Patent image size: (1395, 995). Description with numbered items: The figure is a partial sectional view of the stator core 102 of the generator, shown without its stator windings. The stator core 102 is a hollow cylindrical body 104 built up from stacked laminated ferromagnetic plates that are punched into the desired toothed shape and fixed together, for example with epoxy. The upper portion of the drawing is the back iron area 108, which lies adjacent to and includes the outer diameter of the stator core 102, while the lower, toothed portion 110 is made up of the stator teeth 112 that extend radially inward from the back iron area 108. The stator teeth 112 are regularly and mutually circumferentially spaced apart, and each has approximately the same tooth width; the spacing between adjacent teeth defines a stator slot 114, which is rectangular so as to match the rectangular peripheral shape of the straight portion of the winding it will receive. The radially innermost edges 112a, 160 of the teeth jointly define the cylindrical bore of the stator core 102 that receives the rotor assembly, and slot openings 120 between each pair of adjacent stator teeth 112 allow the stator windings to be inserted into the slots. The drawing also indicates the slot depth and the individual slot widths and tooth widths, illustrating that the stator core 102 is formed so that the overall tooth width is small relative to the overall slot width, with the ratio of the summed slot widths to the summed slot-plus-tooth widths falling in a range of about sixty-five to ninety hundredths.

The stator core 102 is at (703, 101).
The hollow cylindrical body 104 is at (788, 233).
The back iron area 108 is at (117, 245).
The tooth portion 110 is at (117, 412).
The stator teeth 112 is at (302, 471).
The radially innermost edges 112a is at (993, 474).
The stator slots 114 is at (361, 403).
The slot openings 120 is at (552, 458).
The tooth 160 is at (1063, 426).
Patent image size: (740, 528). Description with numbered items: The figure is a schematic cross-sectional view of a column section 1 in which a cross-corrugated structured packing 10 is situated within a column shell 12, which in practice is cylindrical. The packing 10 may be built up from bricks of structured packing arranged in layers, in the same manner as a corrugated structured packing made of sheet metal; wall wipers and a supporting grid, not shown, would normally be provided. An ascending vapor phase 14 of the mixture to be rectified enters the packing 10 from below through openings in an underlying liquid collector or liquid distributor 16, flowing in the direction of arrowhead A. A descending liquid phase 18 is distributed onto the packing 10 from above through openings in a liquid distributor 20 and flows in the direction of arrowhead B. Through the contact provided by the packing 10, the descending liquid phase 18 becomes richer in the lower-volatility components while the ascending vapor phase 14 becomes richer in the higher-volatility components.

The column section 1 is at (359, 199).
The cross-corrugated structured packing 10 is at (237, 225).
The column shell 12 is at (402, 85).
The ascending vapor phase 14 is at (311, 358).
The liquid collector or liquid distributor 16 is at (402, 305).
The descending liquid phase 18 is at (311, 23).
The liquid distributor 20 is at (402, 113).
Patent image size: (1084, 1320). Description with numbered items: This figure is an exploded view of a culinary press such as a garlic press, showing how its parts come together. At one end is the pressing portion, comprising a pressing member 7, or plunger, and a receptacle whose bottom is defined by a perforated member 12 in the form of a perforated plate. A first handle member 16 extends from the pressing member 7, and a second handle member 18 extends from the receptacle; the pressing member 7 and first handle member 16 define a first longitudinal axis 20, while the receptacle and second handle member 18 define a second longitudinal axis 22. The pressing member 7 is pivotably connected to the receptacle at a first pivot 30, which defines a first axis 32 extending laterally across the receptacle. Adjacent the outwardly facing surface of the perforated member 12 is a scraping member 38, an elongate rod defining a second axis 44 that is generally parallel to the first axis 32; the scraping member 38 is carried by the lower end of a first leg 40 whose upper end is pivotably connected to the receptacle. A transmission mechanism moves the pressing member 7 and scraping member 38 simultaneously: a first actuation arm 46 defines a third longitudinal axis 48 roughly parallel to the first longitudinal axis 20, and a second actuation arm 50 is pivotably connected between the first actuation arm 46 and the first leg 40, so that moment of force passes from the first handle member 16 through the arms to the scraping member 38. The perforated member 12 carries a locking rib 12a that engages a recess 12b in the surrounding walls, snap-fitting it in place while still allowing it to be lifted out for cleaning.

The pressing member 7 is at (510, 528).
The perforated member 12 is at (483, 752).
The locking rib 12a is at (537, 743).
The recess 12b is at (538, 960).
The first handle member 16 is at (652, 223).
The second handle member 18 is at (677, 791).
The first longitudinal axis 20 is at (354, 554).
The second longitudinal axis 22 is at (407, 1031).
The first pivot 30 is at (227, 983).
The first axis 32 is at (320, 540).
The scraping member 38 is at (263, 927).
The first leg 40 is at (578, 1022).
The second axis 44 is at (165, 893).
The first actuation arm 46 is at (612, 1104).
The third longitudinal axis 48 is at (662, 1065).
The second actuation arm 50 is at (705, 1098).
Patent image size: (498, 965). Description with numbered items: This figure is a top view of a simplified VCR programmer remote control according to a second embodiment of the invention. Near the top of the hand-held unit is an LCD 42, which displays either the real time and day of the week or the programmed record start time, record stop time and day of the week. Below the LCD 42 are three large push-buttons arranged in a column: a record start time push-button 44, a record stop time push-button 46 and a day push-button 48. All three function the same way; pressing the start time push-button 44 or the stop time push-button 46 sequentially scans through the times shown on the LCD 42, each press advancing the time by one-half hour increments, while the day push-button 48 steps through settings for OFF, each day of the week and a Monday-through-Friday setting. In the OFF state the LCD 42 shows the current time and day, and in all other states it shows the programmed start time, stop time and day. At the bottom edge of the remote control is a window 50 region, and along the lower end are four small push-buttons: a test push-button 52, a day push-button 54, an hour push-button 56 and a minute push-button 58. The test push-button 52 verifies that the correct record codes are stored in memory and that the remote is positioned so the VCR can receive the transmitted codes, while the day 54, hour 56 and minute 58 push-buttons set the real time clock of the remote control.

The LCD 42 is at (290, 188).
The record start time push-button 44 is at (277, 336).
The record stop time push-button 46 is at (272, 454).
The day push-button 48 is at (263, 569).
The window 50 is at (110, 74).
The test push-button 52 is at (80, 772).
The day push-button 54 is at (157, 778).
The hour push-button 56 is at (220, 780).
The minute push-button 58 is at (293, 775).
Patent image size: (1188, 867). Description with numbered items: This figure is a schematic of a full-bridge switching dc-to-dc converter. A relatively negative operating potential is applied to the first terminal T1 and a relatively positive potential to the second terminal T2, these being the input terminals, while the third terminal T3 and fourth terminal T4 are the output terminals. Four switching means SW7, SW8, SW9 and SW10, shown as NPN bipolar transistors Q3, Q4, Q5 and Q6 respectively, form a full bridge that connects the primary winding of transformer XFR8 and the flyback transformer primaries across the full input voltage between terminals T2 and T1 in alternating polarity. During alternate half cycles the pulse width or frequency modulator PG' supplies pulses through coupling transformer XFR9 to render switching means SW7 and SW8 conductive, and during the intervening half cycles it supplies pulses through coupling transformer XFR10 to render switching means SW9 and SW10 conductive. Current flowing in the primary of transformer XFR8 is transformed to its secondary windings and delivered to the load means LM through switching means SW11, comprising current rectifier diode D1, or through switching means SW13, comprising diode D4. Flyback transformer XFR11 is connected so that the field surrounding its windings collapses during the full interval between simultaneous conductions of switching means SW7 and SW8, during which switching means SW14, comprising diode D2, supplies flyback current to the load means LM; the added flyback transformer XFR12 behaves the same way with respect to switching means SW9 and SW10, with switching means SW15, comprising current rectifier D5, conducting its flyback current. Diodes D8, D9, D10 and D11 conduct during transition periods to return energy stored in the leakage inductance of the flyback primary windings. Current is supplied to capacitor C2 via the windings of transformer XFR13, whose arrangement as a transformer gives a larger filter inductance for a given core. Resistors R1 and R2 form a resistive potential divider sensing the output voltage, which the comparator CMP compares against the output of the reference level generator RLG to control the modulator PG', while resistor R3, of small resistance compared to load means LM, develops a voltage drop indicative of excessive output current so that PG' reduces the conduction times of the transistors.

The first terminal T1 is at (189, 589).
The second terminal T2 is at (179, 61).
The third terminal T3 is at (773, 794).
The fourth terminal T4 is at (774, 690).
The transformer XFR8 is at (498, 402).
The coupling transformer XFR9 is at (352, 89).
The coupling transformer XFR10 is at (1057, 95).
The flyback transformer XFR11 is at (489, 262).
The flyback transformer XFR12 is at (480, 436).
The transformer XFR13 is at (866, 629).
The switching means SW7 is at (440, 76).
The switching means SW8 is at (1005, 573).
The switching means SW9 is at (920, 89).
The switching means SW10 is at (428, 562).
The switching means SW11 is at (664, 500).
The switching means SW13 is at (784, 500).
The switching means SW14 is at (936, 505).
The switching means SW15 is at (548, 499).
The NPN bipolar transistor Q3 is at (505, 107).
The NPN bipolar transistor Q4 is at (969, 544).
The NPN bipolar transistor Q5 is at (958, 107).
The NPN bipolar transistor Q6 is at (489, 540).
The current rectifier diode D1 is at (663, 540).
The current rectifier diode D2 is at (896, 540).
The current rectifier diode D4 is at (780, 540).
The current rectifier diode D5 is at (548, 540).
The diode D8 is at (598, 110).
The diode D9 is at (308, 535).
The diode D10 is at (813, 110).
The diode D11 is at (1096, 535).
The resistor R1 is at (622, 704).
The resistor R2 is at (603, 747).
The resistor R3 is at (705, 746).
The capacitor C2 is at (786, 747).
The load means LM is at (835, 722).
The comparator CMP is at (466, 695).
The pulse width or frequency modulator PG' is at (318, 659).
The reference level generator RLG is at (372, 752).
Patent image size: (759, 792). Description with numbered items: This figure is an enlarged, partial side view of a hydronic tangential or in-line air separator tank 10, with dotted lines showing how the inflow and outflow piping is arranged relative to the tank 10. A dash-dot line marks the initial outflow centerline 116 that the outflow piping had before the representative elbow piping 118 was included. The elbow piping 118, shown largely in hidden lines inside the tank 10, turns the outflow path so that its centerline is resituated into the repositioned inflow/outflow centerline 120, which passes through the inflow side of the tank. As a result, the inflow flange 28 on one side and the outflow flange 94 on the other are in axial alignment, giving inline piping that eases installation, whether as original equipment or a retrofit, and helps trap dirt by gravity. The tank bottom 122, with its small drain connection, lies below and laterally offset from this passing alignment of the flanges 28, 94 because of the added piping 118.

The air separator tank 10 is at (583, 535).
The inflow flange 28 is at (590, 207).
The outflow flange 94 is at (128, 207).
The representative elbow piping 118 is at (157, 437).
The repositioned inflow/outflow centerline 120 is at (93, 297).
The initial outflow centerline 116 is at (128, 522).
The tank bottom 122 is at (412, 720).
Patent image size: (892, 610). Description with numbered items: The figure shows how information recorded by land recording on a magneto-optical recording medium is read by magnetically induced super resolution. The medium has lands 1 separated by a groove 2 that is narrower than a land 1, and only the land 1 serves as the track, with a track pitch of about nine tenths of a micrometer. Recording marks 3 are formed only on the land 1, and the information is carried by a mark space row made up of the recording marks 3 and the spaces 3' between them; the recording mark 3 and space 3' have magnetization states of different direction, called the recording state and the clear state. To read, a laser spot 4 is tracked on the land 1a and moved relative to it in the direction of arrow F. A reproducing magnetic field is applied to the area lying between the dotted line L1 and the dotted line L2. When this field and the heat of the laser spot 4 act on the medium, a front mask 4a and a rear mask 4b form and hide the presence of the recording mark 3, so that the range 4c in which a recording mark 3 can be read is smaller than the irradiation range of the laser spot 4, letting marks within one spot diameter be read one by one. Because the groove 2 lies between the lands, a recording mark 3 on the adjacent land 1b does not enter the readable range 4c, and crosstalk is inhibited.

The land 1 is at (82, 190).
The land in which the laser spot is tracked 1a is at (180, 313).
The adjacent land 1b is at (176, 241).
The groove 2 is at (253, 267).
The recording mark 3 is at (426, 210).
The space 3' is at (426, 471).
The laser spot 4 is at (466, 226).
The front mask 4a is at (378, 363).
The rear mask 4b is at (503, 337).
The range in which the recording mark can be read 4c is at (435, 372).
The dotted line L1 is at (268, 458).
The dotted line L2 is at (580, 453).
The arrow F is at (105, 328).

WORK REQUIRED ▸ Lay out the stretch of entries from the line containing "Patent image size: (740, 528)." through the line containing "The liquid distributor 20 is at (402, 113).", both included, as a JSON list of strings with one string per line, leaving out blank lines.

SOLVED PROBLEM ▸
[
  "Patent image size: (740, 528). Description with numbered items: The figure is a schematic cross-sectional view of a column section 1 in which a cross-corrugated structured packing 10 is situated within a column shell 12, which in practice is cylindrical. The packing 10 may be built up from bricks of structured packing arranged in layers, in the same manner as a corrugated structured packing made of sheet metal; wall wipers and a supporting grid, not shown, would normally be provided. An ascending vapor phase 14 of the mixture to be rectified enters the packing 10 from below through openings in an underlying liquid collector or liquid distributor 16, flowing in the direction of arrowhead A. A descending liquid phase 18 is distributed onto the packing 10 from above through openings in a liquid distributor 20 and flows in the direction of arrowhead B. Through the contact provided by the packing 10, the descending liquid phase 18 becomes richer in the lower-volatility components while the ascending vapor phase 14 becomes richer in the higher-volatility components.",
  "The column section 1 is at (359, 199).",
  "The cross-corrugated structured packing 10 is at (237, 225).",
  "The column shell 12 is at (402, 85).",
  "The ascending vapor phase 14 is at (311, 358).",
  "The liquid collector or liquid distributor 16 is at (402, 305).",
  "The descending liquid phase 18 is at (311, 23).",
  "The liquid distributor 20 is at (402, 113)."
]